Dataset records:
■ ■ ■ ■

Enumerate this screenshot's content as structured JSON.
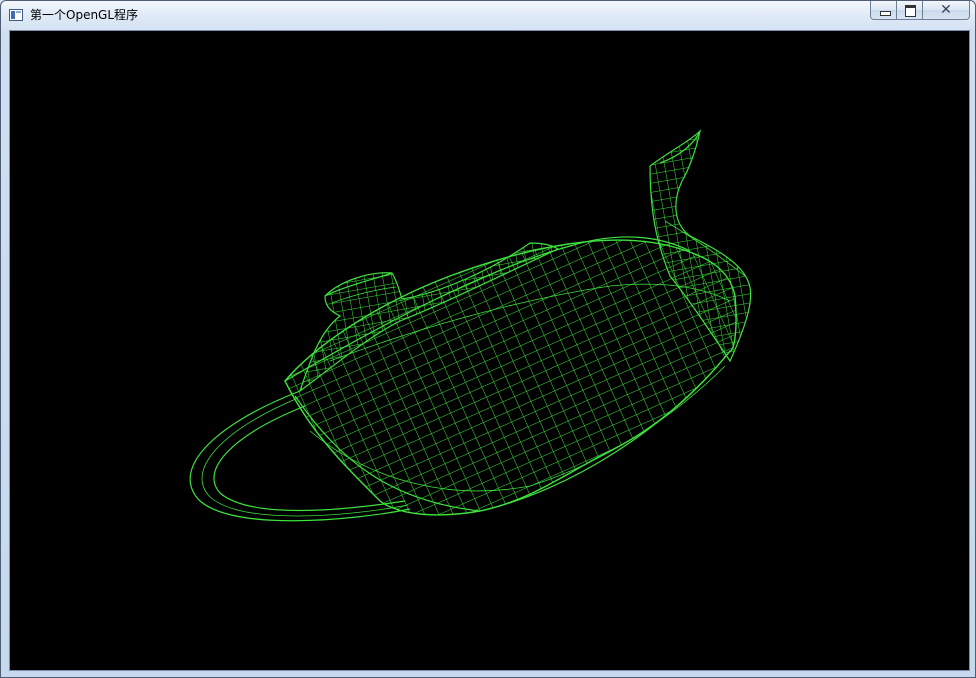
{
  "window": {
    "title": "第一个OpenGL程序",
    "icon": "app-window-icon"
  },
  "controls": {
    "minimize_icon": "minimize-icon",
    "maximize_icon": "maximize-icon",
    "close_glyph": "✕"
  },
  "viewport": {
    "background": "#000000",
    "model": "teapot",
    "render_mode": "wireframe",
    "wire_color": "#3ee13e"
  }
}
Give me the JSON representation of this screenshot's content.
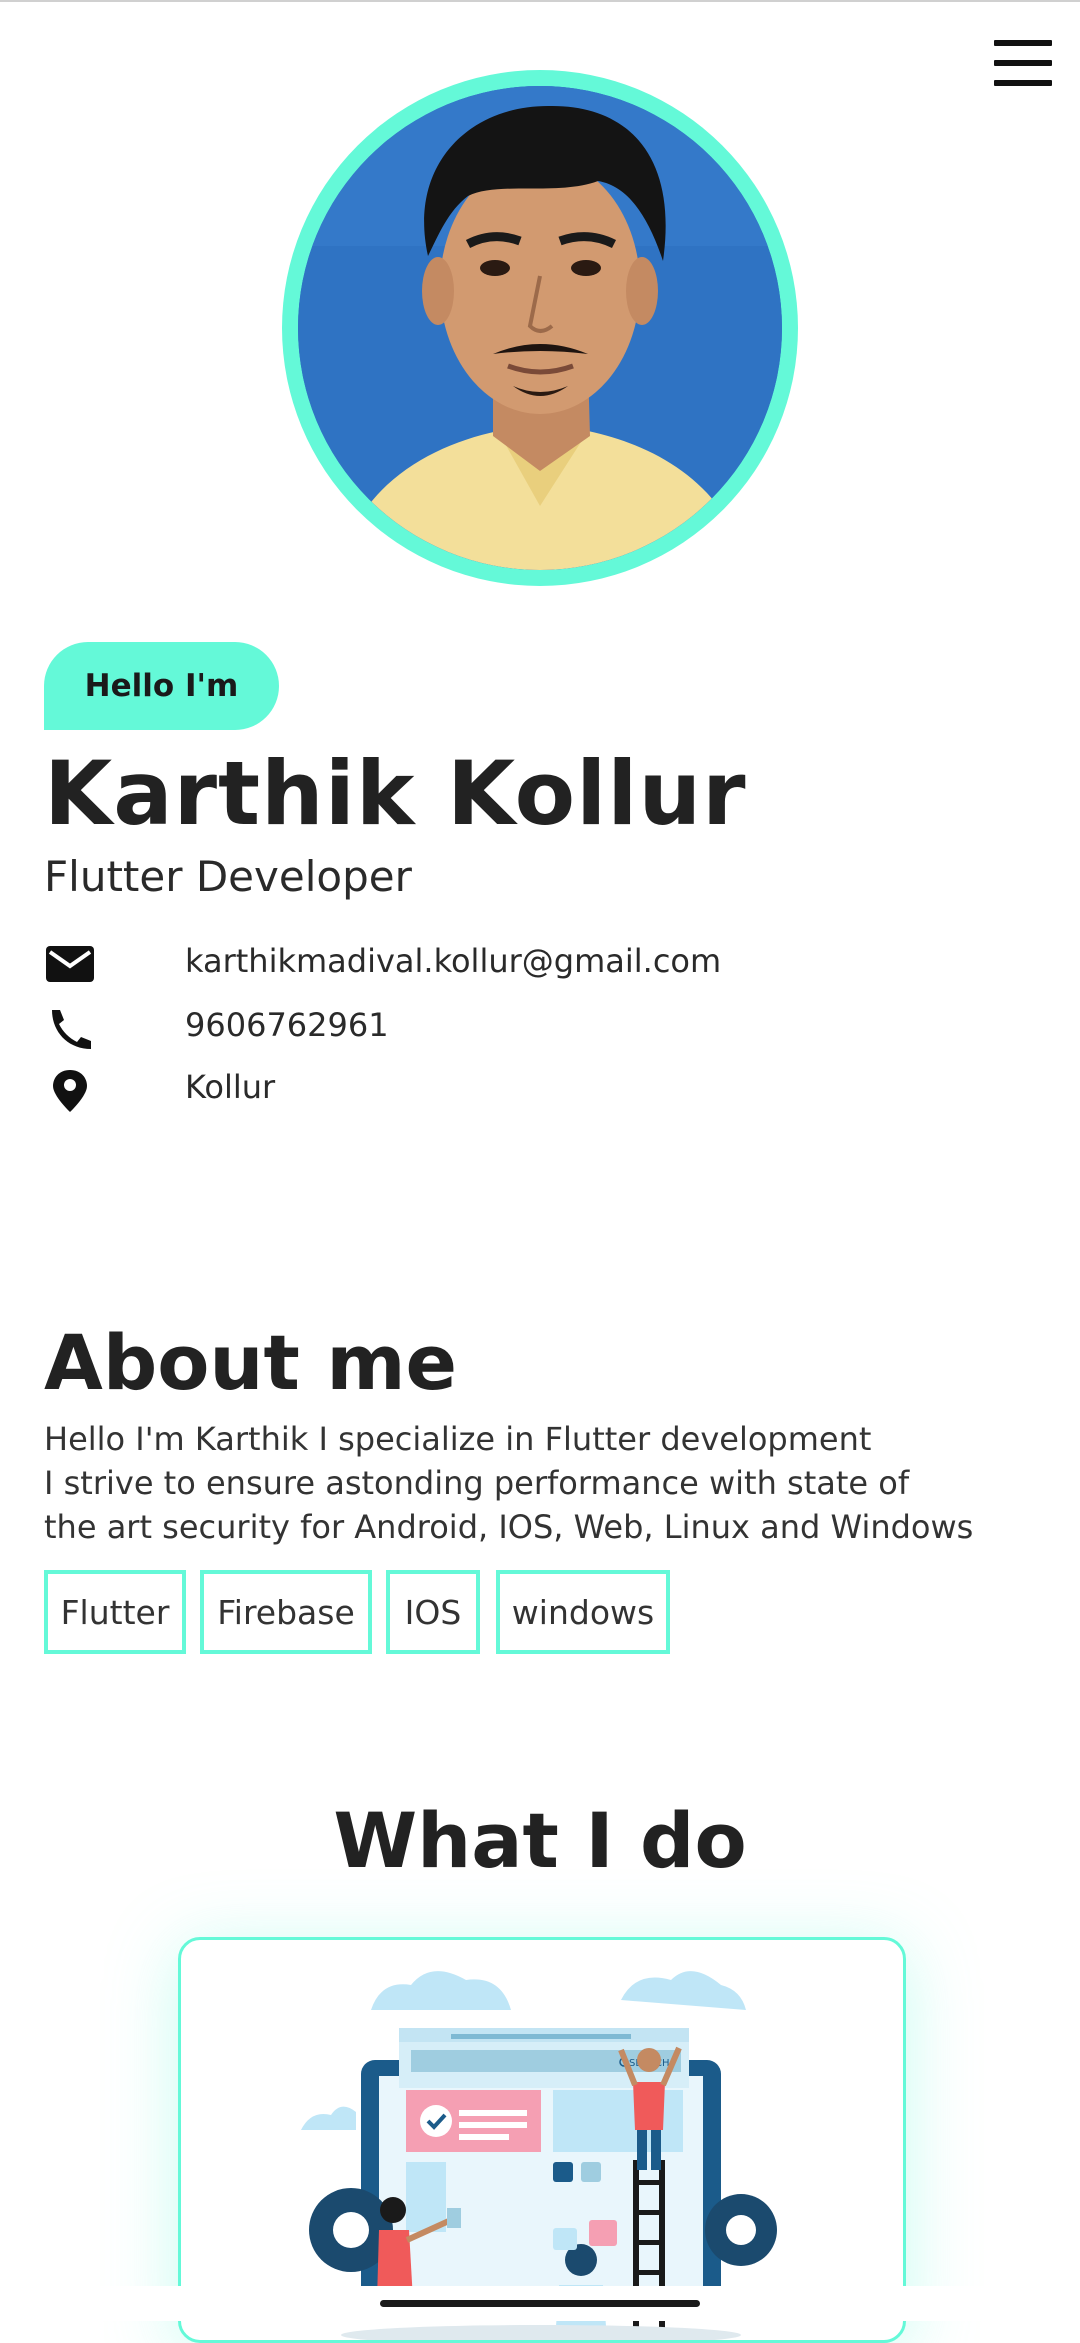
{
  "header": {
    "menu_icon": "hamburger-menu-icon"
  },
  "profile": {
    "photo_icon": "profile-photo",
    "badge": "Hello I'm",
    "name": "Karthik Kollur",
    "role": "Flutter Developer"
  },
  "contacts": [
    {
      "icon": "email-icon",
      "text": "karthikmadival.kollur@gmail.com"
    },
    {
      "icon": "phone-icon",
      "text": "9606762961"
    },
    {
      "icon": "location-pin-icon",
      "text": "Kollur"
    }
  ],
  "about": {
    "title": "About me",
    "lines": [
      "Hello I'm Karthik I specialize in Flutter development",
      "I strive to ensure astonding performance with state of",
      "the art security for Android, IOS, Web, Linux and Windows"
    ],
    "tags": [
      "Flutter",
      "Firebase",
      "IOS",
      "windows"
    ]
  },
  "services": {
    "title": "What I do",
    "illustration_search": "SEARCH"
  },
  "colors": {
    "accent": "#64f9d8",
    "text": "#222222",
    "photo_bg": "#2f73c3"
  }
}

■ ■ ■ ■

Problem requirements:
Gather each line that holds "this".

Solved problem:
Enumerate this screenshot's content as structured JSON.
Give me the JSON representation of this screenshot's content.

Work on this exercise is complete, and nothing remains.